▼▼▼

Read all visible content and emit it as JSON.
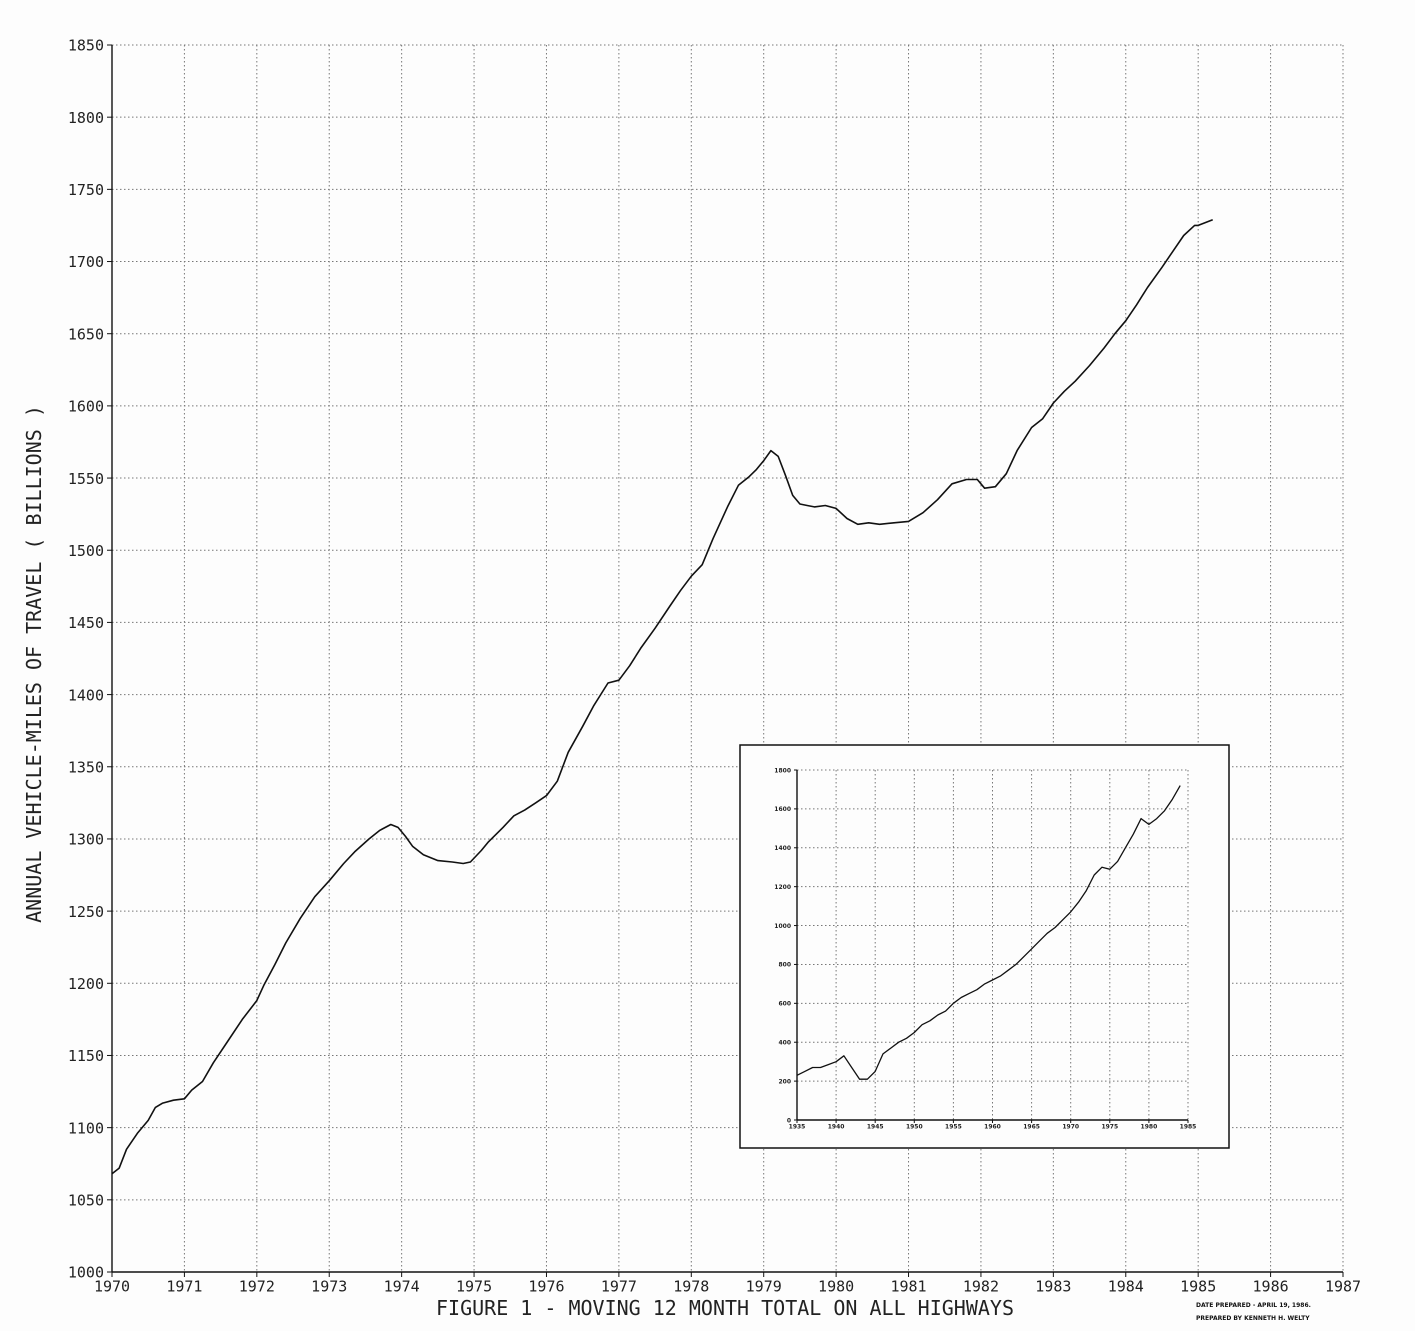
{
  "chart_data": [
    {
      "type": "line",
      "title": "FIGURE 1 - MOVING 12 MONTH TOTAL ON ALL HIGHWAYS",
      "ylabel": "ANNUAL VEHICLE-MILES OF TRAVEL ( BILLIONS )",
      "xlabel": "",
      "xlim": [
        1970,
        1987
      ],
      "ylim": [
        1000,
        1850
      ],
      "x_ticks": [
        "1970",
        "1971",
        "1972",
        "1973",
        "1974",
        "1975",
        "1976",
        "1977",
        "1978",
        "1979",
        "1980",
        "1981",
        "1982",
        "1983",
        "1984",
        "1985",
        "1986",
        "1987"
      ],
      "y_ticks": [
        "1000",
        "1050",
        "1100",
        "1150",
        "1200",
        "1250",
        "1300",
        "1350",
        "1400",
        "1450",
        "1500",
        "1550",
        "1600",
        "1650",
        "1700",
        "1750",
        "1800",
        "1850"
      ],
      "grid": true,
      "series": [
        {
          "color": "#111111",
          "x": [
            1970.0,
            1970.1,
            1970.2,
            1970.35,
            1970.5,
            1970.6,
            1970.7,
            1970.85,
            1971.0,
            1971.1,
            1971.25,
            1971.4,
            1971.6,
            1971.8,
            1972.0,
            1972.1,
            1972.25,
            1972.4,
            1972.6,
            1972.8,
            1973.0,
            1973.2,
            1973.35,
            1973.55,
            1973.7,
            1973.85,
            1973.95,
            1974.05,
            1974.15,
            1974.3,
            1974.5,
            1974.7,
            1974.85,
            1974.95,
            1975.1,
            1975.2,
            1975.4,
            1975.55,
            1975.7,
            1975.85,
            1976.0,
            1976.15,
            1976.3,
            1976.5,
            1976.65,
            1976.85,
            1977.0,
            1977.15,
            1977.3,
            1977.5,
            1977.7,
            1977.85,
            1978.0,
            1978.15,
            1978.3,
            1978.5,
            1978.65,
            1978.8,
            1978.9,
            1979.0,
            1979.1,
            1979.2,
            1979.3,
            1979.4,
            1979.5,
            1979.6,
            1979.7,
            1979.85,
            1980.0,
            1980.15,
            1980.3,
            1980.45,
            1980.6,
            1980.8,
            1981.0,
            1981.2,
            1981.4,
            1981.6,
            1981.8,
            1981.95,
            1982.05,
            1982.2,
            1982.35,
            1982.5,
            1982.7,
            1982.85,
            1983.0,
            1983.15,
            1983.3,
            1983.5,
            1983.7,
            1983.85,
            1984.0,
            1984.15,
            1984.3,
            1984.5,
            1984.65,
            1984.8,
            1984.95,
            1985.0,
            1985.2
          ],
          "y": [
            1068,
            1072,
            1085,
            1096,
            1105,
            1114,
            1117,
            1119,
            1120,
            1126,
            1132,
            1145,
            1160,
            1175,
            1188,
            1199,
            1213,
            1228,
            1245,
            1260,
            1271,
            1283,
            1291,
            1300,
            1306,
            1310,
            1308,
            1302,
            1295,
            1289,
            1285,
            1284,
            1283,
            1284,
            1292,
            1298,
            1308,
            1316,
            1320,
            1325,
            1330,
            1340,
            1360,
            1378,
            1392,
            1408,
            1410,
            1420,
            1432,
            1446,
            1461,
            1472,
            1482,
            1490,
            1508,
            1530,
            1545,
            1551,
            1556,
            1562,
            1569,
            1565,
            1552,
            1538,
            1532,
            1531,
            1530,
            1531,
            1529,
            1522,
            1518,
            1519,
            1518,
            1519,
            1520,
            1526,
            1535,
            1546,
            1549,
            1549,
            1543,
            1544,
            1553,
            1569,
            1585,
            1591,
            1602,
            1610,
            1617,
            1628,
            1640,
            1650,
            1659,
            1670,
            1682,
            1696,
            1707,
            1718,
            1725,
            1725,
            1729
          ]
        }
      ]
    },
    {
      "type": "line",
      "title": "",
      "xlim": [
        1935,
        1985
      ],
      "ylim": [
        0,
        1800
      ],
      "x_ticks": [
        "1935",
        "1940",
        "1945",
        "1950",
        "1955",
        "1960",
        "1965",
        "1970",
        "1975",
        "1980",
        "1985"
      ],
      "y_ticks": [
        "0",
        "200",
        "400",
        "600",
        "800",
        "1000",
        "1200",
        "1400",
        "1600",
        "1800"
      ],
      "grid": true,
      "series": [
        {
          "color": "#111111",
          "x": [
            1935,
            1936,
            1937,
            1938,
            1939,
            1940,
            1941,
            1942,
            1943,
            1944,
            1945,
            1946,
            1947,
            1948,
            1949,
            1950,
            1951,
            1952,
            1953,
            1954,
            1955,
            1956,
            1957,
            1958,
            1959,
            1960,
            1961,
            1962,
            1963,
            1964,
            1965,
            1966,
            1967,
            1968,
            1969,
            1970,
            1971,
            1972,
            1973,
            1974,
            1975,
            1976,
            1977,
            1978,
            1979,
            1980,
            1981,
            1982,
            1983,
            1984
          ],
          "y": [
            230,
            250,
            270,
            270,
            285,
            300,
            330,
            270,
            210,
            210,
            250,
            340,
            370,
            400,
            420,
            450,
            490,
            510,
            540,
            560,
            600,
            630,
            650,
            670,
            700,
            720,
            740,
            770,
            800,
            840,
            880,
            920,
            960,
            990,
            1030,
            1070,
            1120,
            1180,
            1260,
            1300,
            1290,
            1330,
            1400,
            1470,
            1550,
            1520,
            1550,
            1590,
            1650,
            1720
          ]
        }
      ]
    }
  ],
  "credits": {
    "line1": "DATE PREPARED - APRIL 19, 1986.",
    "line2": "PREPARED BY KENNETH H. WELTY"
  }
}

▲▲▲
▼▼▼

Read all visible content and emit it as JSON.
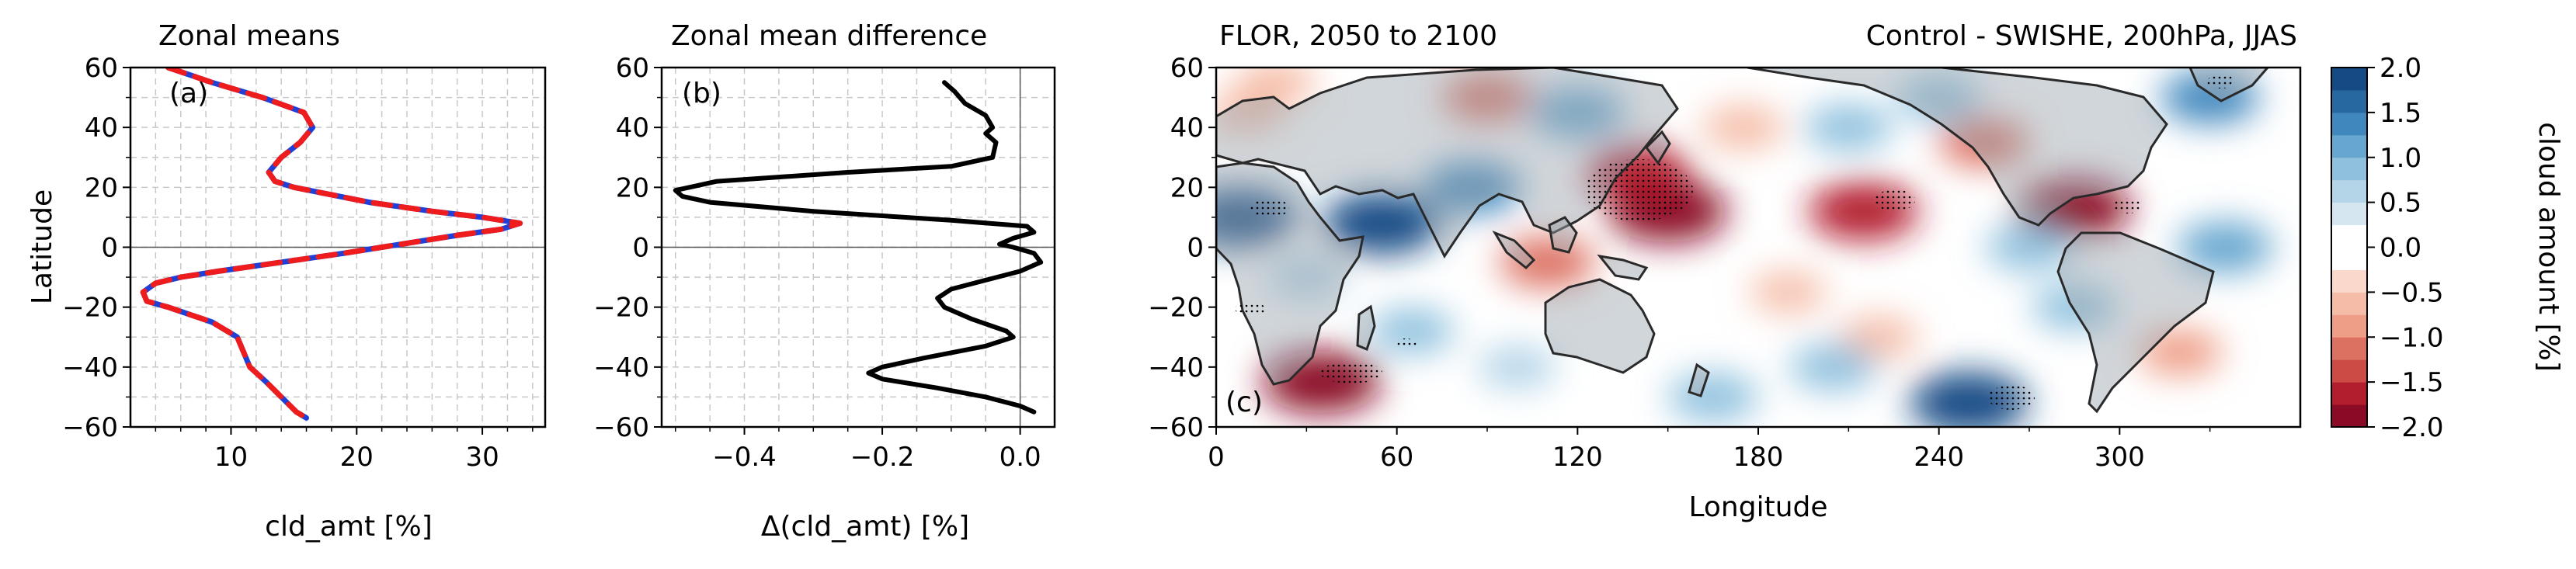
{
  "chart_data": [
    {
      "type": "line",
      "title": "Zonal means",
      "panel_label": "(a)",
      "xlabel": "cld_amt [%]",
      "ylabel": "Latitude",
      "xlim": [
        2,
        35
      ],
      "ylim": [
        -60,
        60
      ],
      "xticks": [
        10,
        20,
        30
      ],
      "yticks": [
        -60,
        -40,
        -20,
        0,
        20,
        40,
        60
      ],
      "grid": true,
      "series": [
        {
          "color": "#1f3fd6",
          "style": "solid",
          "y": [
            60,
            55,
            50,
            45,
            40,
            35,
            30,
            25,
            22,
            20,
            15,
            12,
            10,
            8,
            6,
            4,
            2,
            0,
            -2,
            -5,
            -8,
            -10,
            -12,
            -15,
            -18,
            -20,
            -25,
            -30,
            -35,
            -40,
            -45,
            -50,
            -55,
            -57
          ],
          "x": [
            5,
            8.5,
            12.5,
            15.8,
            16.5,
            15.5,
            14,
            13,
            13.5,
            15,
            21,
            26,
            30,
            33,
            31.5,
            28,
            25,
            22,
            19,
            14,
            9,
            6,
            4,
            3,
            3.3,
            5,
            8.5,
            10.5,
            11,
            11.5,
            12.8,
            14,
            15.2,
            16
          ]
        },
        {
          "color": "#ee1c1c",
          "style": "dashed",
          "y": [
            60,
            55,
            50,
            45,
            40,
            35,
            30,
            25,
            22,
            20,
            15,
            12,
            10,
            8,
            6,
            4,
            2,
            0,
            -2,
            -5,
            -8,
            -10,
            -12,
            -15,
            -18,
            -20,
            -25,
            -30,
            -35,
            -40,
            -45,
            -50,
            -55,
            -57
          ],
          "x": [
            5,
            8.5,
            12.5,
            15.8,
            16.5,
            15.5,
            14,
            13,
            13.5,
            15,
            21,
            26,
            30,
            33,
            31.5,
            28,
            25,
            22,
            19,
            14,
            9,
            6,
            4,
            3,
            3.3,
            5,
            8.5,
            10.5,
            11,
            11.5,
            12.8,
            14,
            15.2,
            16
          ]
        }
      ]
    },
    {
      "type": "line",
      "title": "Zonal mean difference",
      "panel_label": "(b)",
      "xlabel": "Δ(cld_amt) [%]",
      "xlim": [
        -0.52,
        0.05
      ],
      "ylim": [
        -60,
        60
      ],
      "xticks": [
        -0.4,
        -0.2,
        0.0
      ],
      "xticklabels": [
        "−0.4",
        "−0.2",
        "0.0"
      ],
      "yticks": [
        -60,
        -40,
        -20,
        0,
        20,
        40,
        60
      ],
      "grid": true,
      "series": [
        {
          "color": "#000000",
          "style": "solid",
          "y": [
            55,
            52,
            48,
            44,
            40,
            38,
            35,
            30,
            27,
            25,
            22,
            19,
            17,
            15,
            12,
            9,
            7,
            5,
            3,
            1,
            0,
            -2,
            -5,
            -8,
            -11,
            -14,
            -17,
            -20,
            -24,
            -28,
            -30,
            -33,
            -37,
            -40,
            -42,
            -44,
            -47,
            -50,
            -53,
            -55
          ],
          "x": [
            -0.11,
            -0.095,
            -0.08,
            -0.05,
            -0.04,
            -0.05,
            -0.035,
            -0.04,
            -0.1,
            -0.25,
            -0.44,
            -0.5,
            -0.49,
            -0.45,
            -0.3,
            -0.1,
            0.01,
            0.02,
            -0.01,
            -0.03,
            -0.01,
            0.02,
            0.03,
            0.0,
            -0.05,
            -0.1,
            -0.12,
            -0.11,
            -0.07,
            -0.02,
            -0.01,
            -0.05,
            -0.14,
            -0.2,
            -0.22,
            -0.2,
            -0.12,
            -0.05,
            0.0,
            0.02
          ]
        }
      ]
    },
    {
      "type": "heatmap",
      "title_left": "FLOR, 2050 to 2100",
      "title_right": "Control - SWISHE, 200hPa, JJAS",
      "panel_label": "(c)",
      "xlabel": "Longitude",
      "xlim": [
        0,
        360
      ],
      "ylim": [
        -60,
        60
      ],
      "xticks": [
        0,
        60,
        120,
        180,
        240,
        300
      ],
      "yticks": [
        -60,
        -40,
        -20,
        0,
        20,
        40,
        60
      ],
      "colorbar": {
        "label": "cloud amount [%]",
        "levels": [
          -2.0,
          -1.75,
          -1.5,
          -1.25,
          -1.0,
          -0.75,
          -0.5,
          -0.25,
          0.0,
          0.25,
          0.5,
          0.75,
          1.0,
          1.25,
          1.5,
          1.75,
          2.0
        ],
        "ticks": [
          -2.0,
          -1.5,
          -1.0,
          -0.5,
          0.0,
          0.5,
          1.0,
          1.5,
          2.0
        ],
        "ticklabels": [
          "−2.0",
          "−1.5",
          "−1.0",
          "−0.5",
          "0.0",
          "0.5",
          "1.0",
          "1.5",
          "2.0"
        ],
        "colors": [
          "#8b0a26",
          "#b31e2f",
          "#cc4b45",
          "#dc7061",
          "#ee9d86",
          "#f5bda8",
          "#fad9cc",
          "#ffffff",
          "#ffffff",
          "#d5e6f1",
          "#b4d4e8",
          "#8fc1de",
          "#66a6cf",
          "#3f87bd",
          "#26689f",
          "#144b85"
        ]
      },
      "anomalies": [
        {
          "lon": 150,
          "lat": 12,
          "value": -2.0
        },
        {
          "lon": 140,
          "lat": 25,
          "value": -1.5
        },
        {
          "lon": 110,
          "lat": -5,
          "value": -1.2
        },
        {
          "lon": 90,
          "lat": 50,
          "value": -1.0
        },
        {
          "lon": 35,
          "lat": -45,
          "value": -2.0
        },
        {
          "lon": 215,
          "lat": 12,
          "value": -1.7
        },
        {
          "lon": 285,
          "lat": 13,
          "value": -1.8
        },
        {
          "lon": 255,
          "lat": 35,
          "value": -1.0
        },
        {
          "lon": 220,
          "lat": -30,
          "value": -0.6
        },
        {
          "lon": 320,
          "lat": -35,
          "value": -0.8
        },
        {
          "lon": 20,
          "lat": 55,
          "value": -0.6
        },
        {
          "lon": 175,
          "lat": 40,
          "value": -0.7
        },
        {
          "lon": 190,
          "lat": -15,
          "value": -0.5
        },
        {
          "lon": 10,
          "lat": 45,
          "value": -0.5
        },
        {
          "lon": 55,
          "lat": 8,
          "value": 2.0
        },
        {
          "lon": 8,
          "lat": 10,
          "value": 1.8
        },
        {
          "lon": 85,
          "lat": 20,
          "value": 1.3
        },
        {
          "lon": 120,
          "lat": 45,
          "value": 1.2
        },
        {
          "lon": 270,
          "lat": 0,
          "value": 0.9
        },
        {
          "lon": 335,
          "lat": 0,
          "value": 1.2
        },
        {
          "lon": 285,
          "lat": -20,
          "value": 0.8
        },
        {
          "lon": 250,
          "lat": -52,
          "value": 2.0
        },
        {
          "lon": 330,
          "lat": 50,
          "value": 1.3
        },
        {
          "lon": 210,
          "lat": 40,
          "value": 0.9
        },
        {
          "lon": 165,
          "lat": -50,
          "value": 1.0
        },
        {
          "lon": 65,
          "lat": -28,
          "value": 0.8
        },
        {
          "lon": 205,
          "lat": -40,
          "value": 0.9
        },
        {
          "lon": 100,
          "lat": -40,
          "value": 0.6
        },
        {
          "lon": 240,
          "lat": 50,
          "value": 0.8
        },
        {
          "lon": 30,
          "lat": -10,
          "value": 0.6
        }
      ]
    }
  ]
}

▲▲▲

What you should do> Search the data for the string "ylabel" and copy each line where it appears.

Result>
      "ylabel": "ANNUAL VEHICLE-MILES OF TRAVEL ( BILLIONS )",
      "ylabel": "Latitude",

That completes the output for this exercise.